- _ARTICLE_:
▽

Bob and I began the Continental European portion of our house sitting adventures with a quick non-house-sitting tour through Portugal with stops in — Porto, famous for its port wines, Coimbra, famous for its university (and gorgeous library), Sintra, famous for its castles and palaces, and Lisbon, the capital.  We head to Olhao, in southern Portugal tomorrow to connect with the home owner of our next house sit.

But first — how did we get here?

By car — Though we no longer own one.  After throwing way too much money into it this summer just to have things keep breaking, we sold it to CarMax for more than we expected and feel like we have lost some undesired weight.  We will see how we manage upon our return.

△

- _CHALLENGE 1_: Swap "CarMax" for "a local dealer" and give the part of the travel post that opens with the words containing "By car — Though" and closes with "upon our return.".
- _CHALLENGE 2_: Which Portuguese towns and cities does the travel post name?
The entries that come next are separate material, apart from the travel post.

- _RAW RECORDS_:
▽

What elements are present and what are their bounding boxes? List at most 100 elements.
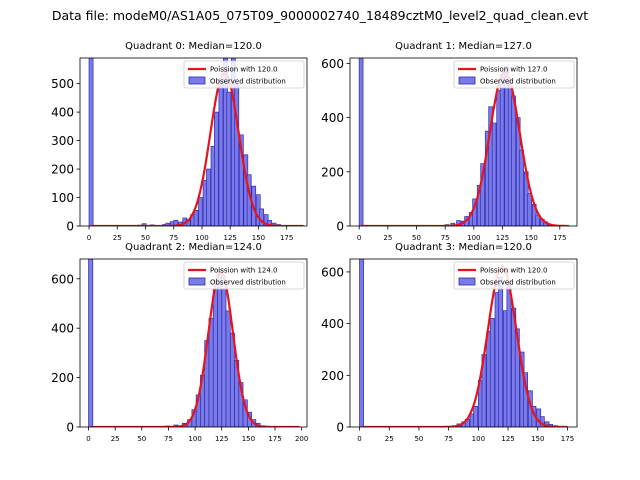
x-tick-label: 175 <box>268 435 281 443</box>
y-tick-label: 0 <box>66 220 74 234</box>
legend-box <box>453 60 575 89</box>
x-tick-label: 150 <box>531 435 544 443</box>
legend-line-label: Poission with 120.0 <box>480 267 548 275</box>
histogram-bar <box>198 197 203 226</box>
legend-bar-swatch <box>188 76 206 85</box>
histogram-bar <box>527 193 532 226</box>
x-tick-label: 0 <box>86 435 90 443</box>
x-tick-label: 0 <box>87 234 91 242</box>
x-tick-label: 125 <box>496 234 509 242</box>
histogram-bar <box>523 372 529 427</box>
x-tick-label: 100 <box>467 234 480 242</box>
legend-bar-label: Observed distribution <box>480 279 556 287</box>
x-tick-label: 150 <box>524 234 537 242</box>
legend-bar-swatch <box>458 277 476 286</box>
x-tick-label: 150 <box>242 435 255 443</box>
poisson-curve <box>91 71 304 226</box>
y-tick-label: 200 <box>51 371 74 385</box>
histogram-bar <box>238 134 244 226</box>
legend-bar-label: Observed distribution <box>210 279 286 287</box>
y-tick-label: 0 <box>66 421 74 435</box>
x-tick-label: 25 <box>385 435 394 443</box>
histogram-bar <box>221 288 227 427</box>
poisson-curve <box>361 70 569 226</box>
x-tick-label: 50 <box>412 234 421 242</box>
x-tick-label: 125 <box>501 435 514 443</box>
x-tick-label: 50 <box>414 435 423 443</box>
figure-title: Data file: modeM0/AS1A05_075T09_90000027… <box>52 8 588 23</box>
panel-title: Quadrant 1: Median=127.0 <box>395 41 532 52</box>
chart-panel-1: 0 25 50 75 100 125 150 175 0 200 400 600 Quadrant 1:… <box>321 41 578 242</box>
x-tick-label: 50 <box>137 435 146 443</box>
poisson-curve <box>361 265 568 427</box>
x-tick-label: 25 <box>113 234 122 242</box>
legend-box <box>453 261 575 290</box>
y-tick-label: 600 <box>321 57 344 71</box>
x-tick-label: 75 <box>169 234 178 242</box>
legend: Poission with 127.0 Observed distribution <box>453 60 575 89</box>
legend-bar-swatch <box>188 277 206 286</box>
chart-panel-0: 0 25 50 75 100 125 150 175 0 100 200 300 400 500 Quadr… <box>51 41 308 242</box>
legend: Poission with 120.0 Observed distribution <box>453 261 575 290</box>
y-tick-label: 400 <box>321 317 344 331</box>
x-tick-label: 175 <box>280 234 293 242</box>
legend-box <box>183 261 305 290</box>
histogram-bar <box>193 209 199 226</box>
legend: Poission with 124.0 Observed distribution <box>183 261 305 290</box>
y-tick-label: 400 <box>321 111 344 125</box>
x-tick-label: 0 <box>357 435 361 443</box>
histogram-bar <box>489 318 495 427</box>
y-tick-label: 0 <box>336 421 344 435</box>
x-tick-label: 0 <box>357 234 361 242</box>
panel-title: Quadrant 3: Median=120.0 <box>395 242 532 253</box>
x-tick-label: 175 <box>561 435 574 443</box>
x-tick-label: 50 <box>141 234 150 242</box>
histogram-bar <box>217 268 223 427</box>
histogram-bar <box>519 149 524 226</box>
legend-bar-swatch <box>458 76 476 85</box>
histogram-bar <box>206 168 211 226</box>
histogram-bar <box>218 80 224 226</box>
histogram-bar <box>88 58 94 226</box>
y-tick-label: 200 <box>321 165 344 179</box>
y-tick-label: 100 <box>51 191 74 205</box>
poisson-curve <box>90 270 300 427</box>
histogram-bar <box>359 259 365 427</box>
x-tick-label: 125 <box>215 435 228 443</box>
histogram-bar <box>473 405 479 427</box>
y-tick-label: 300 <box>51 134 74 148</box>
legend-line-label: Poission with 127.0 <box>480 66 548 74</box>
legend-line-label: Poission with 120.0 <box>210 66 278 74</box>
panel-title: Quadrant 2: Median=124.0 <box>125 242 262 253</box>
histogram-bar <box>499 73 505 226</box>
histogram-bar <box>491 122 497 226</box>
legend: Poission with 120.0 Observed distribution <box>183 60 305 89</box>
y-tick-label: 400 <box>51 322 74 336</box>
x-tick-label: 75 <box>441 234 450 242</box>
legend-bar-label: Observed distribution <box>210 78 286 86</box>
histogram-bar <box>214 111 219 226</box>
panel-title: Quadrant 0: Median=120.0 <box>125 41 262 52</box>
axes-frame <box>349 57 578 227</box>
y-tick-label: 200 <box>51 163 74 177</box>
histogram-bar <box>225 310 231 427</box>
x-tick-label: 150 <box>252 234 265 242</box>
x-tick-label: 175 <box>553 234 566 242</box>
histogram-bar <box>208 317 214 427</box>
x-tick-label: 100 <box>472 435 485 443</box>
legend-box <box>183 60 305 89</box>
legend-bar-label: Observed distribution <box>480 78 556 86</box>
y-tick-label: 600 <box>51 272 74 286</box>
chart-panel-2: 0 25 50 75 100 125 150 175 200 0 200 400 600 Quadrant… <box>51 242 308 443</box>
plot-area <box>88 259 300 427</box>
plot-area <box>358 58 569 226</box>
histogram-bar <box>498 276 504 427</box>
x-tick-label: 75 <box>164 435 173 443</box>
histogram-bar <box>358 58 364 226</box>
axes-frame <box>79 57 308 227</box>
y-tick-label: 200 <box>321 369 344 383</box>
histogram-bar <box>506 281 512 427</box>
x-tick-label: 75 <box>444 435 453 443</box>
plot-area <box>359 259 568 427</box>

△

- _WRITTEN RESPONSE 1_:
By car — Though we no longer own one.  After throwing way too much money into it this summer just to have things keep breaking, we sold it to a local dealer for more than we expected and feel like we have lost some undesired weight.  We will see how we manage upon our return.

- _WRITTEN RESPONSE 2_: Porto, Coimbra, Sintra, Lisbon, Olhao